The 1918 Keighley by-election was a parliamentary by-election held for the House of Commons constituency of Keighley in the West Riding of Yorkshire on 26 April 1918.

Vacancy
The by-election was caused by the death on 16 March 1918 of the sitting Liberal MP, Sir Swire Smith.

Electoral history
The most recent contest in the constituency had seen a three-way battle;

Candidates
Keighley Liberals chose as their candidate William Somervell, a director of his family business, Somervell Bros. of Kendal, leather merchants and boot manufacturers, later known as K Shoes. Somervell had twice previously contested the South or Kendal Division of Westmorland for the Liberals.

As the by-election was taking place during wartime and Somervell was standing as the candidate of the Coalition government he did not face Conservative or Labour Party opponents. There was however an Independent Labour Party candidate, William Bland, who ran on a "Peace by Negotiation" platform.  He had been the official Labour candidate at the previous contested by-election in the constituency, in 1913.

Records from a data collection:
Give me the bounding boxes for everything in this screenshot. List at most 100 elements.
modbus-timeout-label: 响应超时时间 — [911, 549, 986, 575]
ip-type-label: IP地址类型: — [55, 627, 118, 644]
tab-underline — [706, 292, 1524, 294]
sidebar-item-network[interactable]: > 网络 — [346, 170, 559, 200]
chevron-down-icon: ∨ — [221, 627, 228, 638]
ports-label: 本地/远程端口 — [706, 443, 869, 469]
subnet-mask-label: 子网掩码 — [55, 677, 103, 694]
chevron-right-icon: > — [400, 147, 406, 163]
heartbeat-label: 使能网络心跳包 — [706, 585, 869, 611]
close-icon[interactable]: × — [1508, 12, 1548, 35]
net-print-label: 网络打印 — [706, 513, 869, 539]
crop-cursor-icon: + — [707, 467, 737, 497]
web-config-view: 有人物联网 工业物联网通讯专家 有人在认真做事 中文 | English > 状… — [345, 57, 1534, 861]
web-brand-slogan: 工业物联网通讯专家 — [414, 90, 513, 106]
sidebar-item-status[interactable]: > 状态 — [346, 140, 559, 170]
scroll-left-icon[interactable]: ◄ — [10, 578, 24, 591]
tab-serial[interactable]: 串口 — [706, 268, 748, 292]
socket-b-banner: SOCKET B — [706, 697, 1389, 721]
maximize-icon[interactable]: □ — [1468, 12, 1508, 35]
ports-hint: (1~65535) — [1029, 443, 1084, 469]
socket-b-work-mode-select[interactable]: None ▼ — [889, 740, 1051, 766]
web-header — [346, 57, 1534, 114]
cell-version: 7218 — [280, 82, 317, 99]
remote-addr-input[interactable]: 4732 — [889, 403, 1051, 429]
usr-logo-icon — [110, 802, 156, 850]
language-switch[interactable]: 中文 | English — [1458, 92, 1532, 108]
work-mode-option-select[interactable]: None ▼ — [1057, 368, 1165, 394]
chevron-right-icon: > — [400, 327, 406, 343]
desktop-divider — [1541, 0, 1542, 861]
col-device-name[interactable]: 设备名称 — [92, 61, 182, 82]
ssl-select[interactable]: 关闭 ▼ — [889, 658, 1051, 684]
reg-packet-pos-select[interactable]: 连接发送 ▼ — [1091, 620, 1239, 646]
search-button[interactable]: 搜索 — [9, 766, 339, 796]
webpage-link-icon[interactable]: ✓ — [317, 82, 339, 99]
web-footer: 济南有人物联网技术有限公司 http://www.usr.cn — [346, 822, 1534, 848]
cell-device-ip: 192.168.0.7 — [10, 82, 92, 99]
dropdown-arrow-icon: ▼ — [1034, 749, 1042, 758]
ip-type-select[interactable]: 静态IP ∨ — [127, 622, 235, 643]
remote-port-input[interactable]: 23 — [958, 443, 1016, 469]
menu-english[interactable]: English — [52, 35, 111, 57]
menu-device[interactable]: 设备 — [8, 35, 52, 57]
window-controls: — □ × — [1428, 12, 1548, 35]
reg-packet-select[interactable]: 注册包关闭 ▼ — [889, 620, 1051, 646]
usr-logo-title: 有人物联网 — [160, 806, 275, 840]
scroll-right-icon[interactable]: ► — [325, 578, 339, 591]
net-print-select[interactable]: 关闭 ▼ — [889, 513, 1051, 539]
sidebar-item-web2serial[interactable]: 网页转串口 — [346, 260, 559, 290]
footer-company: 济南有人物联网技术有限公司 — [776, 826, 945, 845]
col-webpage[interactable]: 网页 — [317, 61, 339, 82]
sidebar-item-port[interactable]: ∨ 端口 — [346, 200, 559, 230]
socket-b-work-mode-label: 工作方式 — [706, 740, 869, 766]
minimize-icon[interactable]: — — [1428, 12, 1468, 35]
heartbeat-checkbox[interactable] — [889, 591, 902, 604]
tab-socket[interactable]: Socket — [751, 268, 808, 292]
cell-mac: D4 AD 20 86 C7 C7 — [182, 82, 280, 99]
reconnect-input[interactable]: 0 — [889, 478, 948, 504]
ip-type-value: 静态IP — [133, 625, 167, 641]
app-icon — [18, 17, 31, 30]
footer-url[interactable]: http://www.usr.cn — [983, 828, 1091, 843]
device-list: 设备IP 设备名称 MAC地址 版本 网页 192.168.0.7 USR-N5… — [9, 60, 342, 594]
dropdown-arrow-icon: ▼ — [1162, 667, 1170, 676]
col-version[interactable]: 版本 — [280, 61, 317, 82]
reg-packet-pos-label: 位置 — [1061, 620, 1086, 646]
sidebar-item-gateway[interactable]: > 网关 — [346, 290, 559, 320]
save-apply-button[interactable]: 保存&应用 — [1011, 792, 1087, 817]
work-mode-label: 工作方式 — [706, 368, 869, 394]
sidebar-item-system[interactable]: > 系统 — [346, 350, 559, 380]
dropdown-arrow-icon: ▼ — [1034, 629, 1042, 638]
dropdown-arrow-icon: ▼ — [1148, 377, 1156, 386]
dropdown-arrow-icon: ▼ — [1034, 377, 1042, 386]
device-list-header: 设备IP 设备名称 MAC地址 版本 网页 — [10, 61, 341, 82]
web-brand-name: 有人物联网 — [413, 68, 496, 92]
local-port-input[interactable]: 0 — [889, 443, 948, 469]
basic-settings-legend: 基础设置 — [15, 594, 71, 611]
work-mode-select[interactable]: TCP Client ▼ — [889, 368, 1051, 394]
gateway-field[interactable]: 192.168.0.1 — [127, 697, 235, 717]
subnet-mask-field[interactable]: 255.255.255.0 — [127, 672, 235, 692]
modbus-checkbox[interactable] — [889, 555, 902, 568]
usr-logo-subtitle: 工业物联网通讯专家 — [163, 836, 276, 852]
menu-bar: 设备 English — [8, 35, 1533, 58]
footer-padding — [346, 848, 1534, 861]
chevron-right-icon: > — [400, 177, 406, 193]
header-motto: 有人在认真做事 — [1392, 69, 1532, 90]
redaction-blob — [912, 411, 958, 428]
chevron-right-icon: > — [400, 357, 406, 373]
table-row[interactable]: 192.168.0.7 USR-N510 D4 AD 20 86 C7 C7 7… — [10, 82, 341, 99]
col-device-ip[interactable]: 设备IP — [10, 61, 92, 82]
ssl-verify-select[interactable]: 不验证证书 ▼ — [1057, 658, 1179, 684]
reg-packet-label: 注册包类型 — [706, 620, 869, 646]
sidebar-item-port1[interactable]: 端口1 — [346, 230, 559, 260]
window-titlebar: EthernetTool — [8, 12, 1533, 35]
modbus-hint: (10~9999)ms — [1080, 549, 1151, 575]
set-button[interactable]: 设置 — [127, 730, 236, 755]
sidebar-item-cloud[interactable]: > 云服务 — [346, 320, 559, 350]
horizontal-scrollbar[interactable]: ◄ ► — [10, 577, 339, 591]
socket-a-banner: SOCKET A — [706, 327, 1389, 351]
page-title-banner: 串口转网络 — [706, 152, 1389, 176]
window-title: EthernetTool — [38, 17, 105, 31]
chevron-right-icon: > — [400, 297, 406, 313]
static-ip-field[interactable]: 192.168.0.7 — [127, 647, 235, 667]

_WORK INSTRUCTIONS_
1/ In the listing, pull out every line from the first one down to and including the line that contains "chevron-down-icon: ∨ — [221, 627, 228, 638]", and reproduce them unchanged.
2/ Extend the account of the 1918 Keighley by-election, picking up after its final paragraph.

_TASK ANSWERS_
1/
Give me the bounding boxes for everything in this screenshot. List at most 100 elements.
modbus-timeout-label: 响应超时时间 — [911, 549, 986, 575]
ip-type-label: IP地址类型: — [55, 627, 118, 644]
tab-underline — [706, 292, 1524, 294]
sidebar-item-network[interactable]: > 网络 — [346, 170, 559, 200]
chevron-down-icon: ∨ — [221, 627, 228, 638]

2/
At one point it looked as if there would be a woman candidate in the field. Nina Boyle, a journalist and well-known campaigner for women's suffrage and women's rights made known her intention to put up at the by-election as a candidate of the Women's Freedom League.  Although women over thirty gained the vote in 1918, there was some doubt as to whether women were eligible to stand as parliamentary candidates. Boyle announced that she would test the law and if her nomination was refused would take the matter to the courts to obtain a definitive ruling. After some legal consideration, the returning officer stated that he was prepared to accept her nomination, thus establishing an important precedent for women candidates. However he ruled her nomination papers invalid on other grounds: one of the signatories to her nomination was not on the electoral roll and another lived outside the constituency. While Boyle did not therefore appear on the ballot paper, she claimed a moral victory for women's suffrage. The Law Lords were asked to consider the matter and concluded that the Great Reform Act 1832 had specifically banned women from standing as parliamentary candidates. The Representation of the People Act passed earlier in the year, did not change that.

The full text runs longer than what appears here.